Using the data below, gather each line that includes the word "name".

# start of TASK MATERIAL

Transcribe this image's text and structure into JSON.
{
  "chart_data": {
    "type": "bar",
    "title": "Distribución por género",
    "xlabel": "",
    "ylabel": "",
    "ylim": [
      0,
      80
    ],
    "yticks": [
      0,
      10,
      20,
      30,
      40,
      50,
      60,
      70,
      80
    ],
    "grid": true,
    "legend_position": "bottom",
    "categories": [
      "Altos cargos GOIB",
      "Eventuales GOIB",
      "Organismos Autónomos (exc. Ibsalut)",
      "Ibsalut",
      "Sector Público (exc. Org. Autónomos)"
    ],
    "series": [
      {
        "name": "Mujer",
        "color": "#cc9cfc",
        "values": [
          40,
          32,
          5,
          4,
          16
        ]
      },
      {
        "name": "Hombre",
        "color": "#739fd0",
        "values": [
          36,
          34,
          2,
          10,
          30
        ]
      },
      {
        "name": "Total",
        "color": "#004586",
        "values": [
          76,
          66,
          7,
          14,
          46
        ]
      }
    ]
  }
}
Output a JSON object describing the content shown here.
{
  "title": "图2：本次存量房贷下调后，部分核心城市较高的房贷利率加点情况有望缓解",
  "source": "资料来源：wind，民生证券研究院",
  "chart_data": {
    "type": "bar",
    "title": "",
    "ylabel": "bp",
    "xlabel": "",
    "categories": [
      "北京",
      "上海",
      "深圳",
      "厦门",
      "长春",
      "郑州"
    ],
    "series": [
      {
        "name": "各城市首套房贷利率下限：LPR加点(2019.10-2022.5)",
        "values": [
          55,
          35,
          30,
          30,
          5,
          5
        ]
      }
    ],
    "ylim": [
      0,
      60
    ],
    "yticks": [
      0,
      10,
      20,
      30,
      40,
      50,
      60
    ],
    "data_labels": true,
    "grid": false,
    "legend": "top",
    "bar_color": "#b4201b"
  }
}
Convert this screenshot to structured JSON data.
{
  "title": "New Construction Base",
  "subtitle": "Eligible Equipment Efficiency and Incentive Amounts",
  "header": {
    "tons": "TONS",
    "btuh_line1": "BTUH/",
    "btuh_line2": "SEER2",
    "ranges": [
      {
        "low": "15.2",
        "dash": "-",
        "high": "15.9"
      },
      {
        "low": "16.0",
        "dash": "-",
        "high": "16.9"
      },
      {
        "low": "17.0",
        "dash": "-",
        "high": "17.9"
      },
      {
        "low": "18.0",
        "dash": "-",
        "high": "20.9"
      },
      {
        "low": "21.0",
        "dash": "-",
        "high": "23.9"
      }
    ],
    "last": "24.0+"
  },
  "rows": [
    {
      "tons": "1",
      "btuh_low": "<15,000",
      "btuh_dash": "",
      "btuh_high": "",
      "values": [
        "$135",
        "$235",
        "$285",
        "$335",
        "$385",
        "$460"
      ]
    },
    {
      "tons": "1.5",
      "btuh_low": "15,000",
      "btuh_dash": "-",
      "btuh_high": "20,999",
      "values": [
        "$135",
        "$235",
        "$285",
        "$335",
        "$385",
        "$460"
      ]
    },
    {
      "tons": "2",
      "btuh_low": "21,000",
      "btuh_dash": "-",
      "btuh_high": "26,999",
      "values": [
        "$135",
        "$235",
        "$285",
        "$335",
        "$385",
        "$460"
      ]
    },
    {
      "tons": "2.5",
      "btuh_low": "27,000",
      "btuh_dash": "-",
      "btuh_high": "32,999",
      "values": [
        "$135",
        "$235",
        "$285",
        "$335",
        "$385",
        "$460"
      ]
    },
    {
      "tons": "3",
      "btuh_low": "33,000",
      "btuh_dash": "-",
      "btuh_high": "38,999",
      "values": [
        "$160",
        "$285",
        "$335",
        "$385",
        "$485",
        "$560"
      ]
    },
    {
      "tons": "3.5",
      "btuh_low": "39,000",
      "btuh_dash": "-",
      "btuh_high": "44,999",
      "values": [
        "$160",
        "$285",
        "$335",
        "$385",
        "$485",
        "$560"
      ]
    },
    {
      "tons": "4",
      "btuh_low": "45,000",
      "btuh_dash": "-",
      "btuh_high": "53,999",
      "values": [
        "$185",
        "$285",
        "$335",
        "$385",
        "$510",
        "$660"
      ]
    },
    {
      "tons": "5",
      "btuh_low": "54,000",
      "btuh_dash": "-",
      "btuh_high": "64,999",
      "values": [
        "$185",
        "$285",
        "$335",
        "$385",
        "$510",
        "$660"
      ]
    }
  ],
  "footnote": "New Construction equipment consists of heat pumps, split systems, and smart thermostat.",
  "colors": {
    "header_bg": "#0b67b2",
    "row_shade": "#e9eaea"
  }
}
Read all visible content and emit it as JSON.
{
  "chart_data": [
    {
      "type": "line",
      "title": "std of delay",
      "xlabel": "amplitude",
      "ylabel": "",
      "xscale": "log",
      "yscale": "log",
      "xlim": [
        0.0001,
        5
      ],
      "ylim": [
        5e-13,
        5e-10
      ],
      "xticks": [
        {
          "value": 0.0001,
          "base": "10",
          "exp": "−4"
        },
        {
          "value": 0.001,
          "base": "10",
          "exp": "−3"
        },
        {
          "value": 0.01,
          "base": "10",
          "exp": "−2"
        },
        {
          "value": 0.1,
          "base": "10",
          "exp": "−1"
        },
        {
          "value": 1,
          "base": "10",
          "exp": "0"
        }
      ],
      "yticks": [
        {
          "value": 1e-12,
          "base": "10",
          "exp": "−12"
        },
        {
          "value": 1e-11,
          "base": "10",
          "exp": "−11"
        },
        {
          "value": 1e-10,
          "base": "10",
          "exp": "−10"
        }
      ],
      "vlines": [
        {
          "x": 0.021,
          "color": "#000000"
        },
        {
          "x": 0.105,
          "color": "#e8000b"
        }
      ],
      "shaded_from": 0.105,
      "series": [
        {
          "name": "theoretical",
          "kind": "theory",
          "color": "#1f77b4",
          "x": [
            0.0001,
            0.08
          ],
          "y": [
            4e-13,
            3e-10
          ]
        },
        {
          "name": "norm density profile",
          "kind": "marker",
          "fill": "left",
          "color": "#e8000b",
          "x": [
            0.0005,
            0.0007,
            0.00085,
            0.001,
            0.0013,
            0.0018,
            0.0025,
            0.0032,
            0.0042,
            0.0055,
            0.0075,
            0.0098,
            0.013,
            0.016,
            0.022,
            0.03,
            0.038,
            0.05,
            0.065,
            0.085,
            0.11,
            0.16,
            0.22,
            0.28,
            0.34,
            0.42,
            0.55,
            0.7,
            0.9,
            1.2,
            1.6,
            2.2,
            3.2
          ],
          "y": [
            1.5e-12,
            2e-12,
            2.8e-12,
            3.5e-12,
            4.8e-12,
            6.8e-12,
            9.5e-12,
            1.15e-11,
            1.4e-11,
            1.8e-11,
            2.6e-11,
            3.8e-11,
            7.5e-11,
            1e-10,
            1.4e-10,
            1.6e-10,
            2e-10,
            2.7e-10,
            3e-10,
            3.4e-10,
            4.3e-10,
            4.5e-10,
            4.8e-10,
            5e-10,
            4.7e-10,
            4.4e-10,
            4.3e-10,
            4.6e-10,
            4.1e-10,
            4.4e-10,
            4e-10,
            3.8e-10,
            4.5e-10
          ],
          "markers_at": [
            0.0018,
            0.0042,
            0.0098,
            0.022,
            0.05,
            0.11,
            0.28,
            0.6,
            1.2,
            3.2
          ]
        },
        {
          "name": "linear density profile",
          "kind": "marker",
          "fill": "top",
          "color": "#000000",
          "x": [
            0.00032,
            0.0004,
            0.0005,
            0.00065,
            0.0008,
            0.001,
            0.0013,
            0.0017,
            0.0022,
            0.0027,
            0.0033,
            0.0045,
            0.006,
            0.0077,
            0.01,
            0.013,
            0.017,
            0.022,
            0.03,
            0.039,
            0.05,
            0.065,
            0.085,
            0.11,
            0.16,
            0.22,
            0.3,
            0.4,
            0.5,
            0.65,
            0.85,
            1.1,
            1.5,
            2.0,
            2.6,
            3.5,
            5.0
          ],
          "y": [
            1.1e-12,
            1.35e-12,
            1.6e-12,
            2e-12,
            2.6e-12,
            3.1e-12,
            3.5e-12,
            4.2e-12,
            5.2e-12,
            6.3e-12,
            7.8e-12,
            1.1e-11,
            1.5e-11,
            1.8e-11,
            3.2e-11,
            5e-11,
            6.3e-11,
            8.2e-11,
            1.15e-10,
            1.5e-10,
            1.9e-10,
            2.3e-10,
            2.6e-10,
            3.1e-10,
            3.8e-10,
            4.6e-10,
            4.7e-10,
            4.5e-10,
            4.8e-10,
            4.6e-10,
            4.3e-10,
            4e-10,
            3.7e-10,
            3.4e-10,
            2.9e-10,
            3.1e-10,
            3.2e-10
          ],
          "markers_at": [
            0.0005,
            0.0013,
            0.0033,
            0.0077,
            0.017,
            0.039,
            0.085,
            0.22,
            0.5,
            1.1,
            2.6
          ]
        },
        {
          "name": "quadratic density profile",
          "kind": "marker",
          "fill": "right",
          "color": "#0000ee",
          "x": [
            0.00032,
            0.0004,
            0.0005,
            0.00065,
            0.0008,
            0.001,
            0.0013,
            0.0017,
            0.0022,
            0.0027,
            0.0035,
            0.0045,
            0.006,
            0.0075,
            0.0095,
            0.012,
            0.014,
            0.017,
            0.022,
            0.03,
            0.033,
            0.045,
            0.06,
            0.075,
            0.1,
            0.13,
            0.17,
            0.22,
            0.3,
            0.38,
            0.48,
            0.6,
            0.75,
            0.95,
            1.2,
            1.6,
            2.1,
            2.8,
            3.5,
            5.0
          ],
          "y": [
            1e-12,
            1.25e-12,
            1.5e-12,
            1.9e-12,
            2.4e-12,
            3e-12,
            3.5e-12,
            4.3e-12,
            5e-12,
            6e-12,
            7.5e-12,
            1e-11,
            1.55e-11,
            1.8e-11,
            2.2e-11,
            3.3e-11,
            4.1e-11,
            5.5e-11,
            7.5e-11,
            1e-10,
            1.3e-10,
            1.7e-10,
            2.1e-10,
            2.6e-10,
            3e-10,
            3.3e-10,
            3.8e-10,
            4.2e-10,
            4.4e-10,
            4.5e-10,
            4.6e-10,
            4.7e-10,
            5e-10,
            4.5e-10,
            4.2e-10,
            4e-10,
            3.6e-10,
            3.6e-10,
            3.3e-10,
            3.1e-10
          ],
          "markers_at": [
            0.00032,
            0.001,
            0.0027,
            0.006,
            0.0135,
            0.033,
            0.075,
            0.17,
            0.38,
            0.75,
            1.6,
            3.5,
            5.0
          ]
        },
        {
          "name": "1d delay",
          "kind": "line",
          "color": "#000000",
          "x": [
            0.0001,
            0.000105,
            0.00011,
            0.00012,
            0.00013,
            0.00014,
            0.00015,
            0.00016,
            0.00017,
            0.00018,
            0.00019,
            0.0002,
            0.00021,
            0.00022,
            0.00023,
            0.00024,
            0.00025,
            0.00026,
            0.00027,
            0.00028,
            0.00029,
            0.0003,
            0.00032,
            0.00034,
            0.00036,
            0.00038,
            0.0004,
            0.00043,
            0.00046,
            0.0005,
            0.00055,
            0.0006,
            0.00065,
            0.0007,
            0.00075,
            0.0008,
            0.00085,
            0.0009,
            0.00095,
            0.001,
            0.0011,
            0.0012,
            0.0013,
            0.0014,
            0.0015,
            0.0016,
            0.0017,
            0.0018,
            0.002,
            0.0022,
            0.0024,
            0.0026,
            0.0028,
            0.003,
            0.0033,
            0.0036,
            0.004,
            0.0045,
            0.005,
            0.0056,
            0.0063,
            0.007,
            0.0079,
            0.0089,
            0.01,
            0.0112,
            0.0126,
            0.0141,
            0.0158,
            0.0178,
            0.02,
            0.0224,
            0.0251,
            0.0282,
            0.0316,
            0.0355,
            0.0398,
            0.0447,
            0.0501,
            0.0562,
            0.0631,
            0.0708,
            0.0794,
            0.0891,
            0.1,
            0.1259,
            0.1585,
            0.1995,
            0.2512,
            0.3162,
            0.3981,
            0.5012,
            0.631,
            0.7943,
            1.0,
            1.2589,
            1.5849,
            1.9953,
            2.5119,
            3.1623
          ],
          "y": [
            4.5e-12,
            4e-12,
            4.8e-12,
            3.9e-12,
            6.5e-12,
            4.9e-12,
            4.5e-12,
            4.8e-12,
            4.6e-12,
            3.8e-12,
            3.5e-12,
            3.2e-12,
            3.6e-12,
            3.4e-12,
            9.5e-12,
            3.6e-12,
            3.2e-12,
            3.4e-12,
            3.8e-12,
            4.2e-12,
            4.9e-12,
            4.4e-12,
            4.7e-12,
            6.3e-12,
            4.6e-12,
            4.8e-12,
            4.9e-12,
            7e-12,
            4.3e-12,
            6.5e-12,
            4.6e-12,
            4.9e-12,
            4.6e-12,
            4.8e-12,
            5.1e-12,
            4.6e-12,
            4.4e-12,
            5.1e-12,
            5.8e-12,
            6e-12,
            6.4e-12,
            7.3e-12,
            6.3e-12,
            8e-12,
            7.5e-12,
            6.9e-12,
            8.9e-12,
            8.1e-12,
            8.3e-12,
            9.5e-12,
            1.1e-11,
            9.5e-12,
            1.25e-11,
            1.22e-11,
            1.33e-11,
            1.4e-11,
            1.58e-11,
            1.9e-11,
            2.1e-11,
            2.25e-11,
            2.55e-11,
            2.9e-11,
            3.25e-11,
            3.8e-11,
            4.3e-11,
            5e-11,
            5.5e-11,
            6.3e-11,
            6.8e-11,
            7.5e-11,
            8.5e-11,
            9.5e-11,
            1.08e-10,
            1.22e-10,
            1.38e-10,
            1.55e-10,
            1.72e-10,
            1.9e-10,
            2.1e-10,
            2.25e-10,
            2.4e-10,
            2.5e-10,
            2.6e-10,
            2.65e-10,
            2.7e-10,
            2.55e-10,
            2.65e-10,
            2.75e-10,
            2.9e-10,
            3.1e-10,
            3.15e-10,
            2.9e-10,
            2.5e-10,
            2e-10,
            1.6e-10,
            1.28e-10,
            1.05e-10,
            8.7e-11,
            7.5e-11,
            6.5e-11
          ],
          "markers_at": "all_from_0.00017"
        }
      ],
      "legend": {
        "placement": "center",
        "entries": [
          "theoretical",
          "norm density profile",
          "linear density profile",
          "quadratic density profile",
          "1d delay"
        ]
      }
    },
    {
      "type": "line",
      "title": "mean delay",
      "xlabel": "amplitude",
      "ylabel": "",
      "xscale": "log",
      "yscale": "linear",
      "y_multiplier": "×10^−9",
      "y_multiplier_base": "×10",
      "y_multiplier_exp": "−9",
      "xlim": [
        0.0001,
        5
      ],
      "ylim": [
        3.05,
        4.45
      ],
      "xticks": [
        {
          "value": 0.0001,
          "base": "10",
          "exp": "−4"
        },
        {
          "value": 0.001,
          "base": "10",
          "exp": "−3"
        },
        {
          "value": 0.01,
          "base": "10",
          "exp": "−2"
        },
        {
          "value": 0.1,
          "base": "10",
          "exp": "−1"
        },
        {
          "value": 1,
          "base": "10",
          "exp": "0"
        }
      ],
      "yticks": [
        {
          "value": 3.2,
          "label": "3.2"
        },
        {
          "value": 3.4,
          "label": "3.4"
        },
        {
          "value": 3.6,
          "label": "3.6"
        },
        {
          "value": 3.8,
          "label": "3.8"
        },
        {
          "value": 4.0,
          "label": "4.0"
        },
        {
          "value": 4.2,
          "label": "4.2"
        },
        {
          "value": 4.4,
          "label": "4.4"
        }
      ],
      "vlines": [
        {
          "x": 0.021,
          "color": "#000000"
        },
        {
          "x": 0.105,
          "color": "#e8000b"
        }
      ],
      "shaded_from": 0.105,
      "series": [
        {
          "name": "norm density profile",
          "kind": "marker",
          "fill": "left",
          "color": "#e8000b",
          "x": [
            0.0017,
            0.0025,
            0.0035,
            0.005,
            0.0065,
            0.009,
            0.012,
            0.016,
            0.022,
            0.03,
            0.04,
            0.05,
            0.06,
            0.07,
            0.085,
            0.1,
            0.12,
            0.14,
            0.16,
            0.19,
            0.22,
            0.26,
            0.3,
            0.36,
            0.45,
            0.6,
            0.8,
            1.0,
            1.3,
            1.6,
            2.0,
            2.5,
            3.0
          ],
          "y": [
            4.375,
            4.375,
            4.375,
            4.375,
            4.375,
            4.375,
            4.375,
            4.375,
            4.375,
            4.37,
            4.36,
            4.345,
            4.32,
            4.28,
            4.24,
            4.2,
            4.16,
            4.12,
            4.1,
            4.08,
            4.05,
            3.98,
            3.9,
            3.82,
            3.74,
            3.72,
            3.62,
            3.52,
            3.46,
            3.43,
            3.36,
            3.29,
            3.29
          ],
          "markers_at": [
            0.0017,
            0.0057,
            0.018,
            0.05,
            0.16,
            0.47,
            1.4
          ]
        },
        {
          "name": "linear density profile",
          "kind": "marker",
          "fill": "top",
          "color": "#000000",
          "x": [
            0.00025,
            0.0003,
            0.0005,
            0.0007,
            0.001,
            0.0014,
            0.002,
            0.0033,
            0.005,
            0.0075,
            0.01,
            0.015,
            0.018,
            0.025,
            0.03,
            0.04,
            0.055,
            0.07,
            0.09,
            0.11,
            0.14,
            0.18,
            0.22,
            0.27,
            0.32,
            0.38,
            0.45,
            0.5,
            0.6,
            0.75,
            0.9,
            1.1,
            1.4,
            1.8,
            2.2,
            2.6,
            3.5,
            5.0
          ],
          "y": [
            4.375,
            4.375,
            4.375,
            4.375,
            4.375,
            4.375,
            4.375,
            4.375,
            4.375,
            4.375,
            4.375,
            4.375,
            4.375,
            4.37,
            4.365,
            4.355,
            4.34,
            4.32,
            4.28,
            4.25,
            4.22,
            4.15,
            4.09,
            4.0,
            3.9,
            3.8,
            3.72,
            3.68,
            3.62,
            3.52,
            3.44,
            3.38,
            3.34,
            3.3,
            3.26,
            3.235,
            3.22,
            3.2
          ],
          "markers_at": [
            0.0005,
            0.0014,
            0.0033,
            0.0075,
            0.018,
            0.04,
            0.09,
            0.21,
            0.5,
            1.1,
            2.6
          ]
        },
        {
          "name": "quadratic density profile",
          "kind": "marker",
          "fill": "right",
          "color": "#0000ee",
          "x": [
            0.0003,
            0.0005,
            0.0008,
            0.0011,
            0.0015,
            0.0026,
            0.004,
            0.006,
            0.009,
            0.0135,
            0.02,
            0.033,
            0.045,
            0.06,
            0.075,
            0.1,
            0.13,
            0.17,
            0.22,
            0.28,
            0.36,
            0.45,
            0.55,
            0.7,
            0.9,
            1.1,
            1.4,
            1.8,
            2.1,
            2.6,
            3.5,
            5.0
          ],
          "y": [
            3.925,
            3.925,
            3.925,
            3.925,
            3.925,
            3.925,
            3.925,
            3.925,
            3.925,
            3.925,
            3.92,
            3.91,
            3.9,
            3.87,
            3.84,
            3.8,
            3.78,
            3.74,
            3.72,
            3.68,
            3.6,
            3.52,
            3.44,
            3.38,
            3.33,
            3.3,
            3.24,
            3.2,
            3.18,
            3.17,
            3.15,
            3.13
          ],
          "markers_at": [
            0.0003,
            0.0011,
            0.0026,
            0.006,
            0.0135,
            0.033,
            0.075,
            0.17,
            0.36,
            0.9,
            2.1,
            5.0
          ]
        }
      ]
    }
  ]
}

# end of TASK MATERIAL

→ SOLUTION TO THIS PROBLEM:
        "name": "Mujer",
        "name": "Hombre",
        "name": "Total",
        "name": "各城市首套房贷利率下限：LPR加点(2019.10-2022.5)",
          "name": "theoretical",
          "name": "norm density profile",
          "name": "linear density profile",
          "name": "quadratic density profile",
          "name": "1d delay",
          "name": "norm density profile",
          "name": "linear density profile",
          "name": "quadratic density profile",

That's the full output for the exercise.